Transcribe all the entries word for word, skipping the pictures.

Data entries for graphics:
----------
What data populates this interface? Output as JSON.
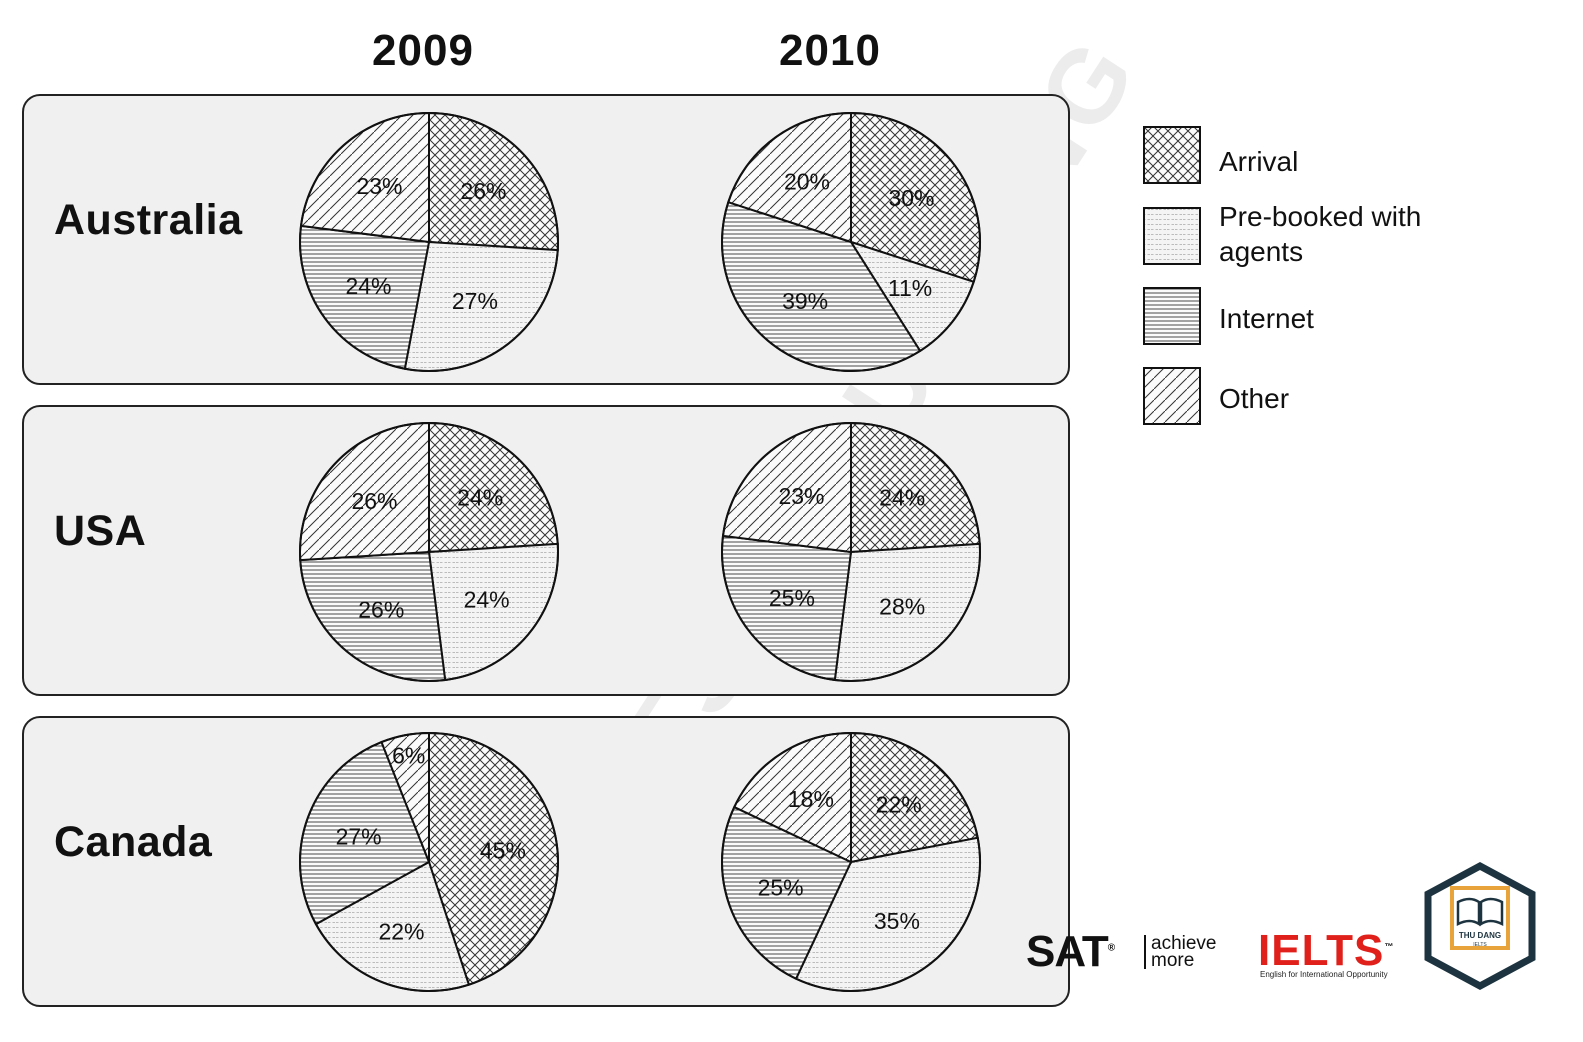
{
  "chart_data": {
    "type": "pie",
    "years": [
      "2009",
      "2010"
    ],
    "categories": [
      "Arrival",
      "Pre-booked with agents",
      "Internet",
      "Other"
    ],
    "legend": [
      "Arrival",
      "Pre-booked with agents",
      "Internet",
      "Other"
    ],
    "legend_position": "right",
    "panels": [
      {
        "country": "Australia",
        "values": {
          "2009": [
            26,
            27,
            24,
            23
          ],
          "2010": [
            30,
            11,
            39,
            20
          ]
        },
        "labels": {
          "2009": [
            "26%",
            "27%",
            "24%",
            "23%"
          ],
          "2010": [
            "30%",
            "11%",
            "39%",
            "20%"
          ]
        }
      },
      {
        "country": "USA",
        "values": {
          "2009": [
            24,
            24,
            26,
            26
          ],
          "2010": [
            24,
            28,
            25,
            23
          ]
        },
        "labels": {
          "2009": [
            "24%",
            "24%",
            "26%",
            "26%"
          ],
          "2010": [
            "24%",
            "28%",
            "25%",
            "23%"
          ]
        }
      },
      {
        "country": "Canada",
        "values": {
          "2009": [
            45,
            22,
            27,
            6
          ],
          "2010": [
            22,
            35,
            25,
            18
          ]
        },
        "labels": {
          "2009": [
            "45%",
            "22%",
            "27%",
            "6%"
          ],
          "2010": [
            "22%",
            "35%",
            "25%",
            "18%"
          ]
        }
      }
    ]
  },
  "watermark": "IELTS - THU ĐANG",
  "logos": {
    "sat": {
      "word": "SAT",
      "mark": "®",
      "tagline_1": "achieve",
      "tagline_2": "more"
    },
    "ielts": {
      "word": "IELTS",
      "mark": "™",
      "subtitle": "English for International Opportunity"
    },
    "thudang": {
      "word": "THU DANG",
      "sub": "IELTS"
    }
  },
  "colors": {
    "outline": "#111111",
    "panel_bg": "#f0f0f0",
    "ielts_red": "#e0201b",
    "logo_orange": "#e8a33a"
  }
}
----------
■ Answer to this task ■
What data populates this interface? Output as JSON.
{
  "chart_data": {
    "type": "pie",
    "years": [
      "2009",
      "2010"
    ],
    "categories": [
      "Arrival",
      "Pre-booked with agents",
      "Internet",
      "Other"
    ],
    "legend": [
      "Arrival",
      "Pre-booked with agents",
      "Internet",
      "Other"
    ],
    "legend_position": "right",
    "panels": [
      {
        "country": "Australia",
        "values": {
          "2009": [
            26,
            27,
            24,
            23
          ],
          "2010": [
            30,
            11,
            39,
            20
          ]
        },
        "labels": {
          "2009": [
            "26%",
            "27%",
            "24%",
            "23%"
          ],
          "2010": [
            "30%",
            "11%",
            "39%",
            "20%"
          ]
        }
      },
      {
        "country": "USA",
        "values": {
          "2009": [
            24,
            24,
            26,
            26
          ],
          "2010": [
            24,
            28,
            25,
            23
          ]
        },
        "labels": {
          "2009": [
            "24%",
            "24%",
            "26%",
            "26%"
          ],
          "2010": [
            "24%",
            "28%",
            "25%",
            "23%"
          ]
        }
      },
      {
        "country": "Canada",
        "values": {
          "2009": [
            45,
            22,
            27,
            6
          ],
          "2010": [
            22,
            35,
            25,
            18
          ]
        },
        "labels": {
          "2009": [
            "45%",
            "22%",
            "27%",
            "6%"
          ],
          "2010": [
            "22%",
            "35%",
            "25%",
            "18%"
          ]
        }
      }
    ]
  },
  "watermark": "IELTS - THU ĐANG",
  "logos": {
    "sat": {
      "word": "SAT",
      "mark": "®",
      "tagline_1": "achieve",
      "tagline_2": "more"
    },
    "ielts": {
      "word": "IELTS",
      "mark": "™",
      "subtitle": "English for International Opportunity"
    },
    "thudang": {
      "word": "THU DANG",
      "sub": "IELTS"
    }
  },
  "colors": {
    "outline": "#111111",
    "panel_bg": "#f0f0f0",
    "ielts_red": "#e0201b",
    "logo_orange": "#e8a33a"
  }
}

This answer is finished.